Records from a data collection
◆ ◆ ◆ ◆ ◆ ◆ ◆
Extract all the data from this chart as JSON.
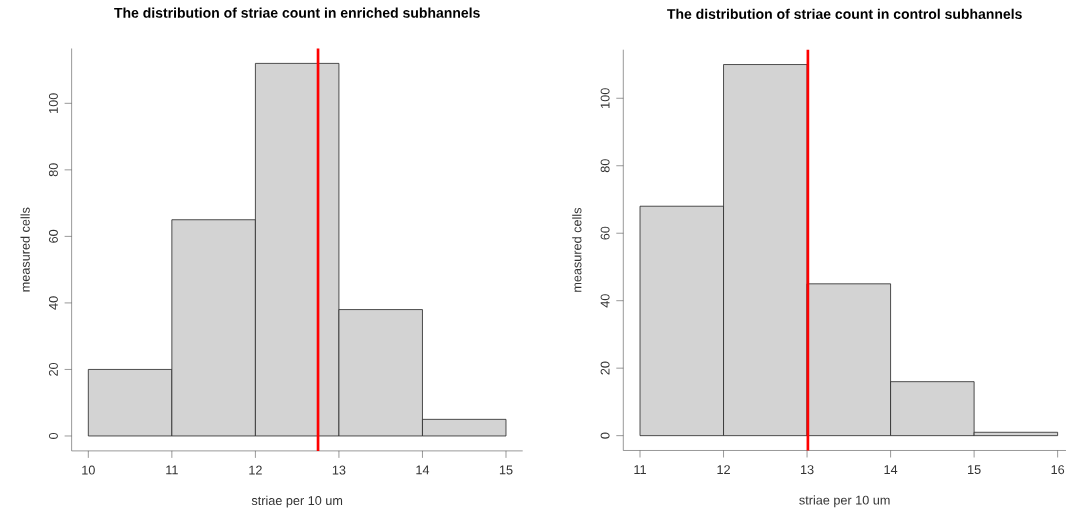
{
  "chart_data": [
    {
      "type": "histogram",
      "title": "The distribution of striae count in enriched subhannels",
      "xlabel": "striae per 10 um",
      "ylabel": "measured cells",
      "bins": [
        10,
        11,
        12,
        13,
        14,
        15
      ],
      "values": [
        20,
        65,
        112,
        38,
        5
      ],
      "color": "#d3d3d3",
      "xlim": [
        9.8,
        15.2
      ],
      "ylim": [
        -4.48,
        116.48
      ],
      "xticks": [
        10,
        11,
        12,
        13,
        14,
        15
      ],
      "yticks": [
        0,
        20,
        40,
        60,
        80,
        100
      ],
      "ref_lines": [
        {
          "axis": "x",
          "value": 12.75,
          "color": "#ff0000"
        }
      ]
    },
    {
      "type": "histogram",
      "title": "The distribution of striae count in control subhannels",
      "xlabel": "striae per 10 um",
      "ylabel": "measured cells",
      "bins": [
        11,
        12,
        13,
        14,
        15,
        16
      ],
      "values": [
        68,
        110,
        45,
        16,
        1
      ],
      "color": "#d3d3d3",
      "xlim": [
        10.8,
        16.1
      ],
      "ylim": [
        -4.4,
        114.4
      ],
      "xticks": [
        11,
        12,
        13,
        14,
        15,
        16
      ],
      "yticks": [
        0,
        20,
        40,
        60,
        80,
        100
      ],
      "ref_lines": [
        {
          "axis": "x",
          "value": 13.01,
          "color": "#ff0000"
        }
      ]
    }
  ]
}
◆ ◆ ◆ ◆ ◆ ◆ ◆
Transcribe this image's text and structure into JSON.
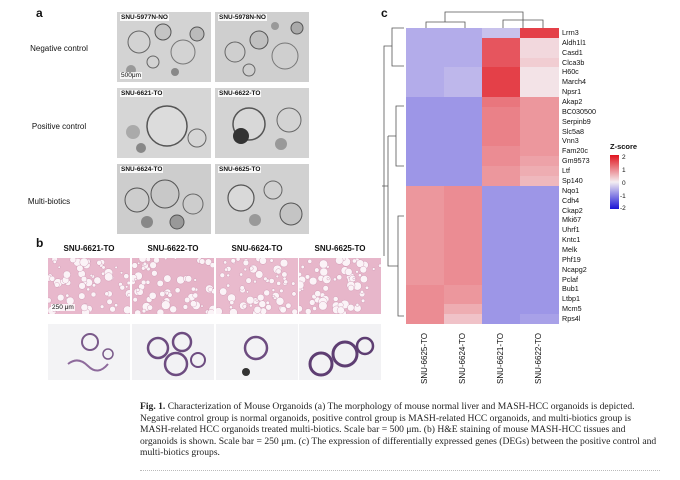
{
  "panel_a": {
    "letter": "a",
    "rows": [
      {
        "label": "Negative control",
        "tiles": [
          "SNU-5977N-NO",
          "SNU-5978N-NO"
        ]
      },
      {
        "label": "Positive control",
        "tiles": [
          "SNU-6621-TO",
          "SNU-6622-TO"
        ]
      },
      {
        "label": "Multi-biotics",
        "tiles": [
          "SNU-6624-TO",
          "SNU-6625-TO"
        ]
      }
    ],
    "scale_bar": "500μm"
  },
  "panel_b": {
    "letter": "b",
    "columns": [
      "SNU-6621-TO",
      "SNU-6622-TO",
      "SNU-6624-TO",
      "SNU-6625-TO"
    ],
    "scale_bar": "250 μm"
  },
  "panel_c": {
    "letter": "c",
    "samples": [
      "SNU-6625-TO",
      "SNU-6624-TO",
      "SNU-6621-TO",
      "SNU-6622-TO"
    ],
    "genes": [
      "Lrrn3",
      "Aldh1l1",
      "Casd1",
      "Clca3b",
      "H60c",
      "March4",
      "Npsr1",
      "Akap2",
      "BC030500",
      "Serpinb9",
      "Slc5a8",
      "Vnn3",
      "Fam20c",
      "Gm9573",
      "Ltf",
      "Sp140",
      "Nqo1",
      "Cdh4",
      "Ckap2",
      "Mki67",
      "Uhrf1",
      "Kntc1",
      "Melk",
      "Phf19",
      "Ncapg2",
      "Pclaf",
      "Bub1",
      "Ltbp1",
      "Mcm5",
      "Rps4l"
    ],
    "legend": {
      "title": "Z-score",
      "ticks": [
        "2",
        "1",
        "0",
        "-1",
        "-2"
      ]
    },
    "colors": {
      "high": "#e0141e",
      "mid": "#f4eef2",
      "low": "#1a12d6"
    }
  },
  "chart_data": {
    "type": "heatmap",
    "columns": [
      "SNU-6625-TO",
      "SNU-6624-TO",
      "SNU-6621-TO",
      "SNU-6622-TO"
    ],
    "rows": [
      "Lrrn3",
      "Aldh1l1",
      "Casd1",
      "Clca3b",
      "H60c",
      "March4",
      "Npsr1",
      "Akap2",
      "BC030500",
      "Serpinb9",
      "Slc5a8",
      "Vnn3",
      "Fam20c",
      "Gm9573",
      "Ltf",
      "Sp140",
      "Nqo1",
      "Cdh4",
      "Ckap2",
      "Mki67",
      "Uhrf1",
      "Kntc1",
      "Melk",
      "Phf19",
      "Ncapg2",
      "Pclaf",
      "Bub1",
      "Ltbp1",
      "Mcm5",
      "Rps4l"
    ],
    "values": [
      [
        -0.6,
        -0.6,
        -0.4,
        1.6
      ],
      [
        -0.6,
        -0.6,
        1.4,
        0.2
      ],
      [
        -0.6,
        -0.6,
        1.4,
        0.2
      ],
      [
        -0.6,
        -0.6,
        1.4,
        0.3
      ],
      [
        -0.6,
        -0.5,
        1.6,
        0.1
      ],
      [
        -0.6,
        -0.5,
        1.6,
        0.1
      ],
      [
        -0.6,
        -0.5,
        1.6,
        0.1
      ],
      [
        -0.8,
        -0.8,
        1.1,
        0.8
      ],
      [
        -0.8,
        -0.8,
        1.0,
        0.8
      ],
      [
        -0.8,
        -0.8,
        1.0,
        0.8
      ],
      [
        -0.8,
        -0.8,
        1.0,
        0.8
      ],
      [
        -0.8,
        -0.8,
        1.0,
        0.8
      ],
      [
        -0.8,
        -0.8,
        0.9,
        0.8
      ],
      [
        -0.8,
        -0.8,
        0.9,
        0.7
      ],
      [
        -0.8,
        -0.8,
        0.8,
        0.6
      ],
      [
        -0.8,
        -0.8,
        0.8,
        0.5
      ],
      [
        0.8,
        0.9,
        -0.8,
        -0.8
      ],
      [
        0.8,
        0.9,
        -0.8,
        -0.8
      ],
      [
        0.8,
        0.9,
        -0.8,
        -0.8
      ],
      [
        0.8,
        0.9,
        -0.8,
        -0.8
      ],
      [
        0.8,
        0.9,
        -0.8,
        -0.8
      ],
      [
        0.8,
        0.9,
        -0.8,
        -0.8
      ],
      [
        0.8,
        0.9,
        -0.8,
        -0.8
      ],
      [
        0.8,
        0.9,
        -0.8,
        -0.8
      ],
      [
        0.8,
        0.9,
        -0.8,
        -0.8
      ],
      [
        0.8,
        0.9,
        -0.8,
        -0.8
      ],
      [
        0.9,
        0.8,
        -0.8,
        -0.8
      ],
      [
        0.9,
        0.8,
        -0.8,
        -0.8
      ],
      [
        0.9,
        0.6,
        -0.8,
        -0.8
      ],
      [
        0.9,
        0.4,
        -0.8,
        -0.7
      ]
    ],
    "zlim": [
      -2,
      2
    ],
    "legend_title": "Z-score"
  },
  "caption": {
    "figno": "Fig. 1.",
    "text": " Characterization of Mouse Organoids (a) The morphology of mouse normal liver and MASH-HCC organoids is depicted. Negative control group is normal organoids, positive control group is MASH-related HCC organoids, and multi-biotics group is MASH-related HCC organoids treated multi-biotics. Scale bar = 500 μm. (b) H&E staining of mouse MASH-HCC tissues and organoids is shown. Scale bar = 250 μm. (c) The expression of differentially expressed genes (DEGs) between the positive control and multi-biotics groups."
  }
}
◆ ◆ ◆ ◆ ◆ ◆ ◆
### Problem statement
For each line of the entries that holds the word "subhannels", pull that line out.

### Task solution
      "title": "The distribution of striae count in enriched subhannels",
      "title": "The distribution of striae count in control subhannels",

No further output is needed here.